» Raw records:
****************

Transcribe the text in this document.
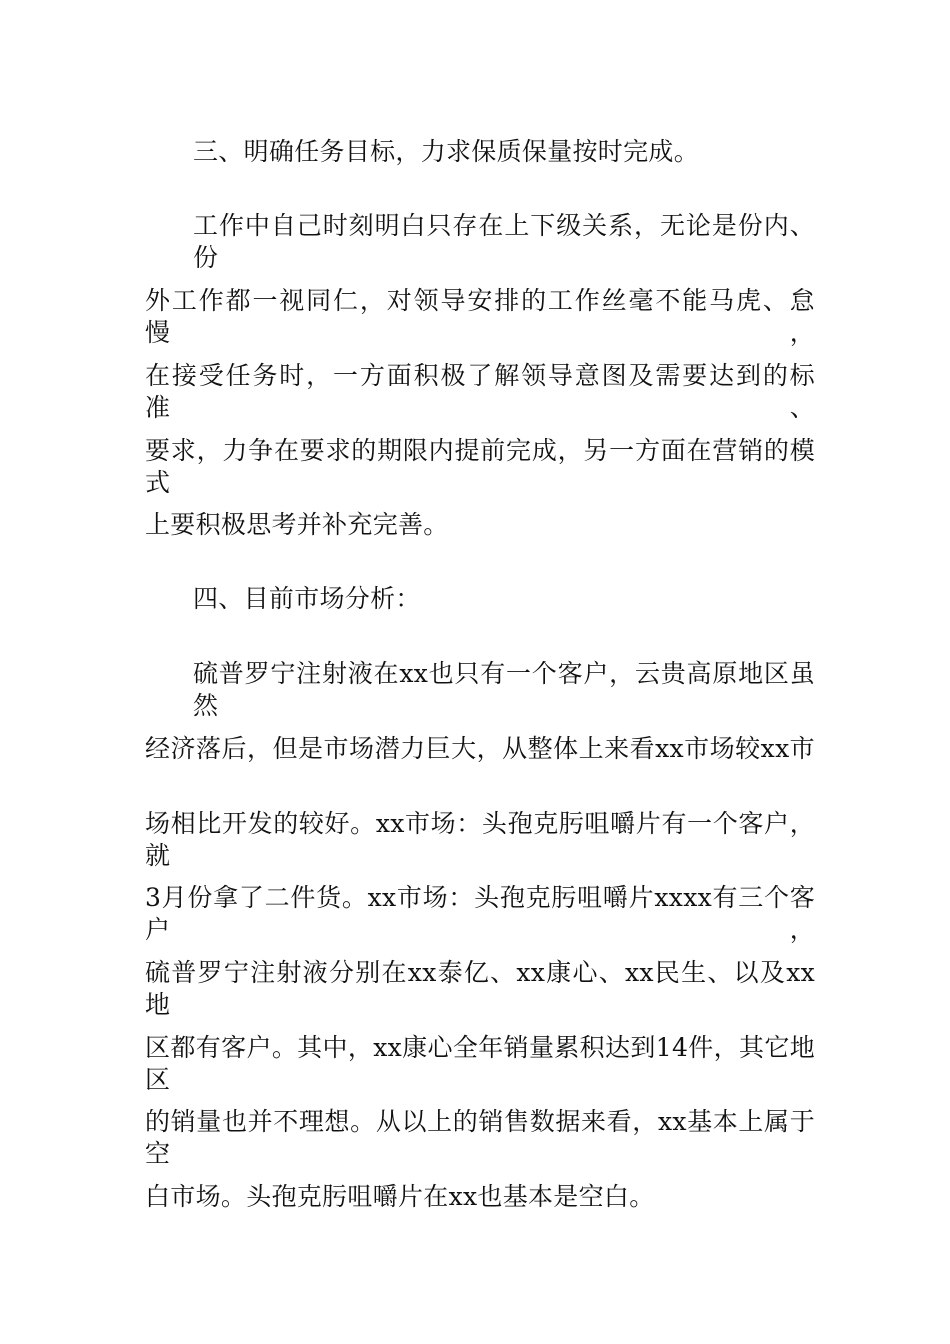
三、明确任务目标，力求保质保量按时完成。
工作中自己时刻明白只存在上下级关系，无论是份内、份
外工作都一视同仁，对领导安排的工作丝毫不能马虎、怠慢，
在接受任务时，一方面积极了解领导意图及需要达到的标准、
要求，力争在要求的期限内提前完成，另一方面在营销的模式
上要积极思考并补充完善。
四、目前市场分析：
硫普罗宁注射液在xx也只有一个客户，云贵高原地区虽然
经济落后，但是市场潜力巨大，从整体上来看xx市场较xx市
场相比开发的较好。xx市场：头孢克肟咀嚼片有一个客户，就
3月份拿了二件货。xx市场：头孢克肟咀嚼片xxxx有三个客户，
硫普罗宁注射液分别在xx泰亿、xx康心、xx民生、以及xx地
区都有客户。其中，xx康心全年销量累积达到14件，其它地区
的销量也并不理想。从以上的销售数据来看，xx基本上属于空
白市场。头孢克肟咀嚼片在xx也基本是空白。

****************

» Set problem:
Repeat the listing verbatim. Skip the pictures.

» Finished task:
Transcribe the text in this document.
三、明确任务目标，力求保质保量按时完成。
工作中自己时刻明白只存在上下级关系，无论是份内、份
外工作都一视同仁，对领导安排的工作丝毫不能马虎、怠慢，
在接受任务时，一方面积极了解领导意图及需要达到的标准、
要求，力争在要求的期限内提前完成，另一方面在营销的模式
上要积极思考并补充完善。
四、目前市场分析：
硫普罗宁注射液在xx也只有一个客户，云贵高原地区虽然
经济落后，但是市场潜力巨大，从整体上来看xx市场较xx市
场相比开发的较好。xx市场：头孢克肟咀嚼片有一个客户，就
3月份拿了二件货。xx市场：头孢克肟咀嚼片xxxx有三个客户，
硫普罗宁注射液分别在xx泰亿、xx康心、xx民生、以及xx地
区都有客户。其中，xx康心全年销量累积达到14件，其它地区
的销量也并不理想。从以上的销售数据来看，xx基本上属于空
白市场。头孢克肟咀嚼片在xx也基本是空白。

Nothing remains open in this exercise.